------ SUPPLIED INFORMATION ------

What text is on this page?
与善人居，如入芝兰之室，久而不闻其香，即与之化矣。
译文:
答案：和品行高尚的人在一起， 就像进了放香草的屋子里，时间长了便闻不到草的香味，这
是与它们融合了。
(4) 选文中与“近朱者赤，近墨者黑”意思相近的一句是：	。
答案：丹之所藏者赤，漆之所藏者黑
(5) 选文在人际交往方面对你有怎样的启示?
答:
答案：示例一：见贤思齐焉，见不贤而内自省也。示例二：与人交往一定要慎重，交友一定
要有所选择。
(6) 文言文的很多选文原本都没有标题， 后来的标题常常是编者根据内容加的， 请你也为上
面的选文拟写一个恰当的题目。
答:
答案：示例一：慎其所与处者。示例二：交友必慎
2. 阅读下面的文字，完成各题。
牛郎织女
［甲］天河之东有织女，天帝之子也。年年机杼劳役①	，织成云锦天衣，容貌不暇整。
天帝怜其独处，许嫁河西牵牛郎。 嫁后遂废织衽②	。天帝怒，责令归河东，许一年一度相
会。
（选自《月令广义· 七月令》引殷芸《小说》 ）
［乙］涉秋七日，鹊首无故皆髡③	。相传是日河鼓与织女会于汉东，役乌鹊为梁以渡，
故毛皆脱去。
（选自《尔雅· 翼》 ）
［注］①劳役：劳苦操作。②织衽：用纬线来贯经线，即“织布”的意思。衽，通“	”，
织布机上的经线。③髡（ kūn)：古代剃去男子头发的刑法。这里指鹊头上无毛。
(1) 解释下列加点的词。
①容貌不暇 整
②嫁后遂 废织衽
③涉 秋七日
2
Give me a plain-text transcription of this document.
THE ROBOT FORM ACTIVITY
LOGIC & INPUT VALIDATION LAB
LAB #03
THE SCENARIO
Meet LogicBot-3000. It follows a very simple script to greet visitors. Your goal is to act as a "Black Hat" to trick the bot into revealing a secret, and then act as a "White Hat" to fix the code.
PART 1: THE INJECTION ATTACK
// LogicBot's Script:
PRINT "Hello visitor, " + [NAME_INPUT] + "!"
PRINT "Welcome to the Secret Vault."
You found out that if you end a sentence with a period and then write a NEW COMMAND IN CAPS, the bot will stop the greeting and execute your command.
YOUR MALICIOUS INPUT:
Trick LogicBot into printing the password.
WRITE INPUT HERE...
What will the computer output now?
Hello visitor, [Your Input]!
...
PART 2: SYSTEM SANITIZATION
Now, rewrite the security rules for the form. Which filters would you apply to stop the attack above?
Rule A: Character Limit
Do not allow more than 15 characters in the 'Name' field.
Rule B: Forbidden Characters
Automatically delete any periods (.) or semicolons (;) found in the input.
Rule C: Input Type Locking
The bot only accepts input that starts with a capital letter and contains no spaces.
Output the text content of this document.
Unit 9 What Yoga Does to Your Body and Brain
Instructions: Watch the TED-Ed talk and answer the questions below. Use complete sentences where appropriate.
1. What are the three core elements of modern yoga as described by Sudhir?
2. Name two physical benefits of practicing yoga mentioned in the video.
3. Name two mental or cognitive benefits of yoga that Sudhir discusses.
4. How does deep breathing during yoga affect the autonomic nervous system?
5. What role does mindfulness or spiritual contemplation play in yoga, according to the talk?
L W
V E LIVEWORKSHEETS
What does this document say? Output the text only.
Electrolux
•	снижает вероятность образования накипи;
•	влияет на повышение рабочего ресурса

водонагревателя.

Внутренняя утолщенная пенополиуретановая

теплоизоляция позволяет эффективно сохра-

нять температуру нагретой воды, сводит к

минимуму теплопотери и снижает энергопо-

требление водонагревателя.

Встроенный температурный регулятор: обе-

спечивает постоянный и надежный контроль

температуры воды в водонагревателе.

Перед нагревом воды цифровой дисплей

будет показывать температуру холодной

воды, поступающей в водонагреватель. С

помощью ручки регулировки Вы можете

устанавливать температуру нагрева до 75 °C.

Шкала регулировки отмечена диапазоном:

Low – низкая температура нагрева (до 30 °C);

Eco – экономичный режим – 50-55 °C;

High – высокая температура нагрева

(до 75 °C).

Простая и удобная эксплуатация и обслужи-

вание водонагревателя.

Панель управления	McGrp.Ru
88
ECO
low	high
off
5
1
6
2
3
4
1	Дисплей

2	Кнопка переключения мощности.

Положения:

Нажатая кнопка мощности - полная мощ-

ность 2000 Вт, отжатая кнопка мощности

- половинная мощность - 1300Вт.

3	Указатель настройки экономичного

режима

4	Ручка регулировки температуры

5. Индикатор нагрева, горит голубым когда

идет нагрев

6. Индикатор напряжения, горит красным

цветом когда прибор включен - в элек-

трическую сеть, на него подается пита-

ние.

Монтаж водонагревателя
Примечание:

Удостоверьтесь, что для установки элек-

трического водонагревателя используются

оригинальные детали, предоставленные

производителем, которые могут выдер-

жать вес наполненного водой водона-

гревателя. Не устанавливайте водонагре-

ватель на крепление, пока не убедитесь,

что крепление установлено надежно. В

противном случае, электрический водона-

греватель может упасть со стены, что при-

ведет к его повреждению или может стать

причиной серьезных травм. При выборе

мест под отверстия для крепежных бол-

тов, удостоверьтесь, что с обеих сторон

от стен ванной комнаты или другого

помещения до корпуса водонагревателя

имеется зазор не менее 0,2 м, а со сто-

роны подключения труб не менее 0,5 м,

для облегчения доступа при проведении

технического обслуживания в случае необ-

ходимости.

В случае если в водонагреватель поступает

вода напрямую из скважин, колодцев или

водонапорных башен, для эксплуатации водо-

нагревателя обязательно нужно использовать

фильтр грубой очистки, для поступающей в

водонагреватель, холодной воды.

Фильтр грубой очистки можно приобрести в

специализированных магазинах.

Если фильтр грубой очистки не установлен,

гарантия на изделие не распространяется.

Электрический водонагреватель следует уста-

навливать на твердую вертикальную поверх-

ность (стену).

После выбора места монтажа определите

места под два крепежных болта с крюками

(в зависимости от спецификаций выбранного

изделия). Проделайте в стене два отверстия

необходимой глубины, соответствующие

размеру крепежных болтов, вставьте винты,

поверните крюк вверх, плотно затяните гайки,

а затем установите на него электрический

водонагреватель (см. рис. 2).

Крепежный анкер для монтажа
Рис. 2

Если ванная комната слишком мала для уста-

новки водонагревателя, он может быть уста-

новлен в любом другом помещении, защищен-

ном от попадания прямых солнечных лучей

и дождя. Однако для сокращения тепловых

------

=== WRITTEN PROBLEM ===
In the listing above, find each line with the word "случае" and copy it.

=== REPLY TO THE TASK ===
противном случае, электрический водона-
технического обслуживания в случае необ-
В случае если в водонагреватель поступает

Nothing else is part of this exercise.